TASK OBJECTIVE: Write out each line of the material below verbatim, leaving out the pictures.
BEGIN
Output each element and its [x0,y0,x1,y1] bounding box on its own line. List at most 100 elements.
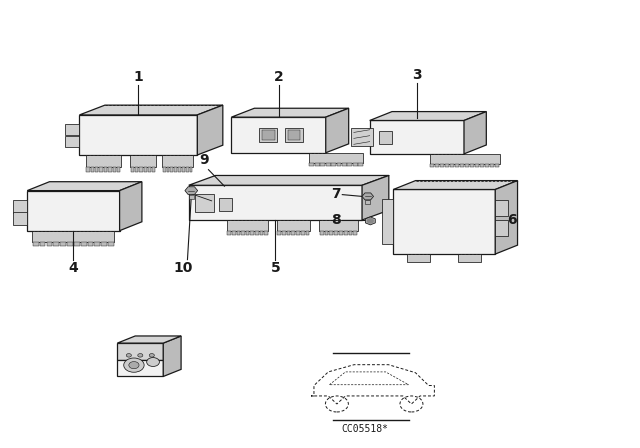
Polygon shape [79,115,197,155]
Polygon shape [120,182,142,231]
Polygon shape [370,121,464,154]
Polygon shape [178,168,181,172]
Circle shape [149,353,154,357]
Polygon shape [33,242,38,246]
Polygon shape [362,193,374,200]
Polygon shape [358,163,363,166]
Polygon shape [282,231,285,235]
Polygon shape [241,231,245,235]
Polygon shape [310,163,314,166]
Circle shape [126,353,131,357]
Polygon shape [99,168,103,172]
Polygon shape [362,176,389,220]
Polygon shape [455,164,460,167]
Polygon shape [380,130,392,144]
Polygon shape [60,242,66,246]
Polygon shape [394,190,495,254]
Polygon shape [152,168,156,172]
Polygon shape [232,117,326,153]
Polygon shape [95,168,99,172]
Circle shape [147,358,159,366]
Polygon shape [237,231,240,235]
Polygon shape [458,254,481,262]
Polygon shape [353,231,357,235]
Polygon shape [331,163,336,166]
Polygon shape [86,155,121,168]
Polygon shape [104,168,108,172]
Polygon shape [255,231,259,235]
Circle shape [124,358,144,372]
Polygon shape [470,164,474,167]
Polygon shape [334,231,338,235]
Polygon shape [91,168,94,172]
Polygon shape [140,168,143,172]
Polygon shape [197,105,223,155]
Polygon shape [27,182,142,190]
Polygon shape [189,185,362,220]
Polygon shape [337,163,341,166]
Text: 4: 4 [68,261,78,276]
Polygon shape [480,164,484,167]
Polygon shape [67,242,73,246]
Text: 9: 9 [199,153,209,167]
Polygon shape [330,231,333,235]
Polygon shape [450,164,454,167]
Polygon shape [287,231,291,235]
Polygon shape [65,136,79,147]
Polygon shape [475,164,479,167]
Polygon shape [117,360,163,376]
Polygon shape [53,242,59,246]
Polygon shape [227,231,231,235]
Text: 3: 3 [412,68,422,82]
Polygon shape [47,242,52,246]
Polygon shape [186,168,189,172]
Polygon shape [445,164,449,167]
Polygon shape [324,231,328,235]
Text: 8: 8 [331,212,340,227]
Polygon shape [291,231,295,235]
Polygon shape [135,168,138,172]
Polygon shape [260,231,263,235]
Polygon shape [305,231,309,235]
Text: 7: 7 [331,187,340,201]
Polygon shape [490,164,494,167]
Polygon shape [220,198,232,211]
Polygon shape [365,200,370,203]
Polygon shape [370,112,486,121]
Polygon shape [465,164,469,167]
Polygon shape [349,231,352,235]
Circle shape [129,362,139,369]
Text: 2: 2 [274,70,284,84]
Polygon shape [250,231,254,235]
Polygon shape [117,168,120,172]
Polygon shape [440,164,444,167]
Polygon shape [108,242,114,246]
Polygon shape [351,128,373,146]
Polygon shape [86,168,90,172]
Polygon shape [435,164,439,167]
Polygon shape [88,242,93,246]
Polygon shape [227,220,268,231]
Polygon shape [285,128,303,142]
Polygon shape [166,168,170,172]
Polygon shape [460,164,465,167]
Polygon shape [113,168,116,172]
Polygon shape [495,164,499,167]
Polygon shape [40,242,45,246]
Polygon shape [65,124,79,135]
Polygon shape [232,231,236,235]
Polygon shape [495,181,518,254]
Polygon shape [189,168,193,172]
Polygon shape [320,231,324,235]
Polygon shape [79,105,223,115]
Polygon shape [495,220,508,237]
Polygon shape [74,242,80,246]
Polygon shape [189,176,389,185]
Polygon shape [407,254,430,262]
Polygon shape [163,168,166,172]
Polygon shape [108,168,111,172]
Polygon shape [287,130,300,140]
Polygon shape [348,163,352,166]
Polygon shape [464,112,486,154]
Polygon shape [262,130,275,140]
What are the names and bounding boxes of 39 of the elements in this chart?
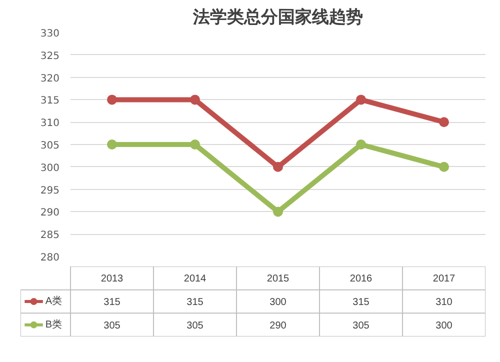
- data-label: 315: [352, 297, 370, 308]
- x-tick-label: 2017: [432, 274, 456, 285]
- y-tick-label: 330: [40, 28, 60, 40]
- y-tick-label: 300: [40, 162, 60, 174]
- point: [439, 162, 449, 172]
- point: [273, 162, 283, 172]
- data-label: 305: [186, 320, 204, 332]
- point: [107, 140, 117, 150]
- point: [439, 117, 449, 128]
- data-label: 300: [436, 320, 453, 332]
- legend-label: A类: [45, 295, 62, 307]
- y-tick-label: 315: [40, 96, 60, 107]
- chart-title: 法学类总分国家线趋势: [192, 8, 363, 28]
- legend-label: B类: [45, 318, 62, 330]
- data-label: 305: [104, 320, 121, 332]
- point: [190, 94, 200, 105]
- data-label: 300: [270, 297, 287, 308]
- data-label: 315: [186, 297, 204, 308]
- point: [107, 94, 117, 105]
- y-tick-label: 295: [40, 185, 60, 196]
- x-tick-label: 2014: [184, 274, 207, 285]
- y-tick-label: 290: [40, 208, 60, 219]
- y-tick-label: 305: [40, 140, 60, 152]
- y-tick-label: 325: [40, 50, 60, 62]
- data-label: 305: [352, 320, 370, 332]
- point: [356, 140, 366, 150]
- data-label: 310: [436, 297, 453, 308]
- y-tick-label: 310: [40, 118, 60, 130]
- y-tick-label: 320: [40, 73, 60, 84]
- x-tick-label: 2013: [100, 274, 124, 285]
- point: [190, 140, 200, 150]
- data-label: 315: [104, 297, 121, 308]
- x-tick-label: 2015: [266, 274, 290, 285]
- y-tick-label: 285: [40, 230, 60, 242]
- point: [356, 94, 366, 105]
- y-tick-label: 280: [40, 252, 60, 264]
- point: [273, 206, 283, 217]
- data-label: 290: [270, 320, 287, 332]
- x-tick-label: 2016: [350, 274, 373, 285]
END
WRITTEN SOLUTION:
Output each element and its [x0,y0,x1,y1] bounding box on its own line. List at most 100 elements.
Polygon shape [79,115,197,155]
Polygon shape [120,182,142,231]
Polygon shape [370,121,464,154]
Polygon shape [178,168,181,172]
Circle shape [149,353,154,357]
Polygon shape [33,242,38,246]
Polygon shape [362,193,374,200]
Polygon shape [358,163,363,166]
Polygon shape [282,231,285,235]
Polygon shape [241,231,245,235]
Polygon shape [310,163,314,166]
Circle shape [126,353,131,357]
Polygon shape [99,168,103,172]
Polygon shape [362,176,389,220]
Polygon shape [455,164,460,167]
Polygon shape [380,130,392,144]
Polygon shape [60,242,66,246]
Polygon shape [394,190,495,254]
Polygon shape [152,168,156,172]
Polygon shape [232,117,326,153]
Polygon shape [95,168,99,172]
Circle shape [147,358,159,366]
Polygon shape [237,231,240,235]
Polygon shape [458,254,481,262]
Polygon shape [353,231,357,235]
Polygon shape [331,163,336,166]
Polygon shape [86,155,121,168]
Polygon shape [104,168,108,172]
Polygon shape [255,231,259,235]
Circle shape [124,358,144,372]
Polygon shape [470,164,474,167]
Polygon shape [334,231,338,235]
Polygon shape [91,168,94,172]
Polygon shape [140,168,143,172]
Polygon shape [197,105,223,155]
Polygon shape [27,182,142,190]
Polygon shape [189,185,362,220]
Polygon shape [337,163,341,166]
Text: 4: 4 [68,261,78,276]
Polygon shape [480,164,484,167]
Polygon shape [67,242,73,246]
Text: 9: 9 [199,153,209,167]
Polygon shape [330,231,333,235]
Polygon shape [450,164,454,167]
Polygon shape [287,231,291,235]
Polygon shape [65,136,79,147]
Polygon shape [475,164,479,167]
Polygon shape [117,360,163,376]
Polygon shape [53,242,59,246]
Polygon shape [227,231,231,235]
Text: 3: 3 [412,68,422,82]
Polygon shape [47,242,52,246]
Polygon shape [186,168,189,172]
Polygon shape [445,164,449,167]
Polygon shape [324,231,328,235]
Text: 8: 8 [331,212,340,227]
Polygon shape [291,231,295,235]
Polygon shape [135,168,138,172]
Polygon shape [260,231,263,235]
Polygon shape [305,231,309,235]
Text: 7: 7 [331,187,340,201]
Polygon shape [490,164,494,167]
Polygon shape [220,198,232,211]
Polygon shape [365,200,370,203]
Polygon shape [370,112,486,121]
Polygon shape [465,164,469,167]
Polygon shape [349,231,352,235]
Circle shape [129,362,139,369]
Text: 2: 2 [274,70,284,84]
Polygon shape [250,231,254,235]
Polygon shape [117,168,120,172]
Polygon shape [440,164,444,167]
Polygon shape [108,242,114,246]
Polygon shape [351,128,373,146]
Polygon shape [86,168,90,172]
Polygon shape [435,164,439,167]
Polygon shape [88,242,93,246]
Polygon shape [227,220,268,231]
Polygon shape [285,128,303,142]
Polygon shape [166,168,170,172]
Polygon shape [460,164,465,167]
Polygon shape [113,168,116,172]
Polygon shape [495,164,499,167]
Polygon shape [40,242,45,246]
Polygon shape [65,124,79,135]
Polygon shape [232,231,236,235]
Polygon shape [495,181,518,254]
Polygon shape [189,168,193,172]
Polygon shape [320,231,324,235]
Polygon shape [79,105,223,115]
Polygon shape [495,220,508,237]
Polygon shape [74,242,80,246]
Polygon shape [189,176,389,185]
Polygon shape [407,254,430,262]
Polygon shape [163,168,166,172]
Polygon shape [108,168,111,172]
Polygon shape [287,130,300,140]
Polygon shape [348,163,352,166]
Polygon shape [464,112,486,154]
Polygon shape [262,130,275,140]
What are the names and bounding boxes of 39 of the elements in this chart?
- data-label: 315: [352, 297, 370, 308]
- x-tick-label: 2017: [432, 274, 456, 285]
- y-tick-label: 330: [40, 28, 60, 40]
- y-tick-label: 300: [40, 162, 60, 174]
- point: [439, 162, 449, 172]
- point: [273, 162, 283, 172]
- data-label: 305: [186, 320, 204, 332]
- point: [107, 140, 117, 150]
- point: [439, 117, 449, 128]
- data-label: 300: [436, 320, 453, 332]
- legend-label: A类: [45, 295, 62, 307]
- y-tick-label: 315: [40, 96, 60, 107]
- chart-title: 法学类总分国家线趋势: [192, 8, 363, 28]
- legend-label: B类: [45, 318, 62, 330]
- data-label: 305: [104, 320, 121, 332]
- point: [190, 94, 200, 105]
- data-label: 300: [270, 297, 287, 308]
- data-label: 315: [186, 297, 204, 308]
- point: [107, 94, 117, 105]
- y-tick-label: 295: [40, 185, 60, 196]
- x-tick-label: 2014: [184, 274, 207, 285]
- y-tick-label: 290: [40, 208, 60, 219]
- y-tick-label: 305: [40, 140, 60, 152]
- y-tick-label: 325: [40, 50, 60, 62]
- data-label: 305: [352, 320, 370, 332]
- point: [356, 140, 366, 150]
- data-label: 310: [436, 297, 453, 308]
- y-tick-label: 310: [40, 118, 60, 130]
- y-tick-label: 320: [40, 73, 60, 84]
- x-tick-label: 2013: [100, 274, 124, 285]
- point: [190, 140, 200, 150]
- data-label: 315: [104, 297, 121, 308]
- x-tick-label: 2015: [266, 274, 290, 285]
- y-tick-label: 285: [40, 230, 60, 242]
- point: [356, 94, 366, 105]
- y-tick-label: 280: [40, 252, 60, 264]
- point: [273, 206, 283, 217]
- data-label: 290: [270, 320, 287, 332]
- x-tick-label: 2016: [350, 274, 373, 285]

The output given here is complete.